| WORK INSTRUCTIONS |
Keep only the lines of the data below that contain "color", and copy them.

Saved entries:
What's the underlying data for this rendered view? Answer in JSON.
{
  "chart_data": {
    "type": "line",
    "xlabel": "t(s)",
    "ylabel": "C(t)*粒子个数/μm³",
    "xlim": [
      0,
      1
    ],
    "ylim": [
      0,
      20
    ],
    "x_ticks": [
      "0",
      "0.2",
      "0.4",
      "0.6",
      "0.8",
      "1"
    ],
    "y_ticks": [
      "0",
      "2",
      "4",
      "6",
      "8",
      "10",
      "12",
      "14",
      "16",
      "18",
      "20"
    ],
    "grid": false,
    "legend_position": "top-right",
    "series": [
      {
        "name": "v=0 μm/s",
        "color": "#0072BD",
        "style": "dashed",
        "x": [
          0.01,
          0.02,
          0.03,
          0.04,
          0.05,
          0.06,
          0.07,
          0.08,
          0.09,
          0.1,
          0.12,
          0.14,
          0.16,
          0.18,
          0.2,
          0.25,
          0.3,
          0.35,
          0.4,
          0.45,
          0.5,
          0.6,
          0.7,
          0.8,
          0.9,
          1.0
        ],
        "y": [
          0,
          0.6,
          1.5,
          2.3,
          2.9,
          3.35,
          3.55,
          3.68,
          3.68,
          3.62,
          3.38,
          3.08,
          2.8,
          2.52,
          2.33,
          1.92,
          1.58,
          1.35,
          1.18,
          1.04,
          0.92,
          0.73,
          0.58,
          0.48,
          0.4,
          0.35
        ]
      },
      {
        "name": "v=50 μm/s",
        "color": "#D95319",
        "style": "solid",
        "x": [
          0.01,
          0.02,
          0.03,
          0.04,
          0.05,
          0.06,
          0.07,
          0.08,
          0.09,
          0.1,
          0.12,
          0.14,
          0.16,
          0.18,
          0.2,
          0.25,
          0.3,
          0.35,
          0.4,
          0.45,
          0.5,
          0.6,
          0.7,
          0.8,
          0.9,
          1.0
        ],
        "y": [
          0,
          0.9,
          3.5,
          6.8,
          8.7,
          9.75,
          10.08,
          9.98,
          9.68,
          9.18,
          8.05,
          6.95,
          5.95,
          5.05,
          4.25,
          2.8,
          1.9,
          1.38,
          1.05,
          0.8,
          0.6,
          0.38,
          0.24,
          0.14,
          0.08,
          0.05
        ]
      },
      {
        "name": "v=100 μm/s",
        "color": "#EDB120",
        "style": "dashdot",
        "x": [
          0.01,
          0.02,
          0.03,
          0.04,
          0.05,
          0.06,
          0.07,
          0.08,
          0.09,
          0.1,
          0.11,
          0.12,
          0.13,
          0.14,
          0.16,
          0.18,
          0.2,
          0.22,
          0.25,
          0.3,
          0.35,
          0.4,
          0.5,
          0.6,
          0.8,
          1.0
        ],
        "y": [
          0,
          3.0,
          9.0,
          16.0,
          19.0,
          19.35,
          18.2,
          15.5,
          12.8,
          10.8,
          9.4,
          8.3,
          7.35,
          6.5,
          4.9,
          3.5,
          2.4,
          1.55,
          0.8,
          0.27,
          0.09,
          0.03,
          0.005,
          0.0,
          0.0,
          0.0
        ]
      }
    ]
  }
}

| FULL RESPONSE |
        "color": "#0072BD",
        "color": "#D95319",
        "color": "#EDB120",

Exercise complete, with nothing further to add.